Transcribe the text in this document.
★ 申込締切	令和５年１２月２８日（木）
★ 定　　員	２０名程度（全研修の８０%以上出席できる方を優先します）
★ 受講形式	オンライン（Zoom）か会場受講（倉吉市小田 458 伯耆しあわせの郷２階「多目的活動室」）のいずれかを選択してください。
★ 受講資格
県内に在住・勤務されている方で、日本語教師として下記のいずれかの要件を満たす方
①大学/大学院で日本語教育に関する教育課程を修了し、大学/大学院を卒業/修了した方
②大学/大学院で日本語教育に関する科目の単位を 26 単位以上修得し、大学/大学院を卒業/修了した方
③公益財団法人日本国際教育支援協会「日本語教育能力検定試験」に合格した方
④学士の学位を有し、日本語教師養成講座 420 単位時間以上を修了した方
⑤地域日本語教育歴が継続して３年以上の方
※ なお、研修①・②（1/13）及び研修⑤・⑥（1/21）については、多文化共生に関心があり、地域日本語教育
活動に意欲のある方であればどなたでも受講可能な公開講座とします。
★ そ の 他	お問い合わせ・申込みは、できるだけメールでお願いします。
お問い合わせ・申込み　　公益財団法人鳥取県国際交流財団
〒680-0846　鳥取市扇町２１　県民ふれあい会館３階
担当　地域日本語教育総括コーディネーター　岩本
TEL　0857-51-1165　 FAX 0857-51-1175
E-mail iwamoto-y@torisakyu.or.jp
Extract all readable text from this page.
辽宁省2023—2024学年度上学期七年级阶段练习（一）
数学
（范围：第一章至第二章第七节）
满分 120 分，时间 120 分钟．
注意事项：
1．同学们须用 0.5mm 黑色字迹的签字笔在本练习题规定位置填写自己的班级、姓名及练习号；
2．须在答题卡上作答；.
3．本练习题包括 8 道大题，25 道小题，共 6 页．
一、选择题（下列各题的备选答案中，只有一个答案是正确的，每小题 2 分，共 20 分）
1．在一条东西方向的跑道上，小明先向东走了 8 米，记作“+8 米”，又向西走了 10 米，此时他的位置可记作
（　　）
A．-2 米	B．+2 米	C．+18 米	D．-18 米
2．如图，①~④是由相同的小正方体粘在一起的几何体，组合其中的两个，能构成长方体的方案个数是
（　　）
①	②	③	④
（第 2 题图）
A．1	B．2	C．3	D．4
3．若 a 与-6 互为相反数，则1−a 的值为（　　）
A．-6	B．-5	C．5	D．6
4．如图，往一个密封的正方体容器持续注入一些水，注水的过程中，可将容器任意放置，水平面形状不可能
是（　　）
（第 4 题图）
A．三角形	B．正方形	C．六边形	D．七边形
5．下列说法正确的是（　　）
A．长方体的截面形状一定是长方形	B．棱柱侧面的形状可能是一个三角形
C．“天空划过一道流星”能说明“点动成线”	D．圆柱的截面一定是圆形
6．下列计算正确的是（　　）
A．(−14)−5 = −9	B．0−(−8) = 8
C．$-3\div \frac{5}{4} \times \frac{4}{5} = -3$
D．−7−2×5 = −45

- [PROBLEM STATEMENT]:
Write out the listing once more, matching it exactly.

- [TASK OUTPUT]:
Transcribe the text in this document.
★ 申込締切	令和５年１２月２８日（木）
★ 定　　員	２０名程度（全研修の８０%以上出席できる方を優先します）
★ 受講形式	オンライン（Zoom）か会場受講（倉吉市小田 458 伯耆しあわせの郷２階「多目的活動室」）のいずれかを選択してください。
★ 受講資格
県内に在住・勤務されている方で、日本語教師として下記のいずれかの要件を満たす方
①大学/大学院で日本語教育に関する教育課程を修了し、大学/大学院を卒業/修了した方
②大学/大学院で日本語教育に関する科目の単位を 26 単位以上修得し、大学/大学院を卒業/修了した方
③公益財団法人日本国際教育支援協会「日本語教育能力検定試験」に合格した方
④学士の学位を有し、日本語教師養成講座 420 単位時間以上を修了した方
⑤地域日本語教育歴が継続して３年以上の方
※ なお、研修①・②（1/13）及び研修⑤・⑥（1/21）については、多文化共生に関心があり、地域日本語教育
活動に意欲のある方であればどなたでも受講可能な公開講座とします。
★ そ の 他	お問い合わせ・申込みは、できるだけメールでお願いします。
お問い合わせ・申込み　　公益財団法人鳥取県国際交流財団
〒680-0846　鳥取市扇町２１　県民ふれあい会館３階
担当　地域日本語教育総括コーディネーター　岩本
TEL　0857-51-1165　 FAX 0857-51-1175
E-mail iwamoto-y@torisakyu.or.jp
Extract all readable text from this page.
辽宁省2023—2024学年度上学期七年级阶段练习（一）
数学
（范围：第一章至第二章第七节）
满分 120 分，时间 120 分钟．
注意事项：
1．同学们须用 0.5mm 黑色字迹的签字笔在本练习题规定位置填写自己的班级、姓名及练习号；
2．须在答题卡上作答；.
3．本练习题包括 8 道大题，25 道小题，共 6 页．
一、选择题（下列各题的备选答案中，只有一个答案是正确的，每小题 2 分，共 20 分）
1．在一条东西方向的跑道上，小明先向东走了 8 米，记作“+8 米”，又向西走了 10 米，此时他的位置可记作
（　　）
A．-2 米	B．+2 米	C．+18 米	D．-18 米
2．如图，①~④是由相同的小正方体粘在一起的几何体，组合其中的两个，能构成长方体的方案个数是
（　　）
①	②	③	④
（第 2 题图）
A．1	B．2	C．3	D．4
3．若 a 与-6 互为相反数，则1−a 的值为（　　）
A．-6	B．-5	C．5	D．6
4．如图，往一个密封的正方体容器持续注入一些水，注水的过程中，可将容器任意放置，水平面形状不可能
是（　　）
（第 4 题图）
A．三角形	B．正方形	C．六边形	D．七边形
5．下列说法正确的是（　　）
A．长方体的截面形状一定是长方形	B．棱柱侧面的形状可能是一个三角形
C．“天空划过一道流星”能说明“点动成线”	D．圆柱的截面一定是圆形
6．下列计算正确的是（　　）
A．(−14)−5 = −9	B．0−(−8) = 8
C．$-3\div \frac{5}{4} \times \frac{4}{5} = -3$
D．−7−2×5 = −45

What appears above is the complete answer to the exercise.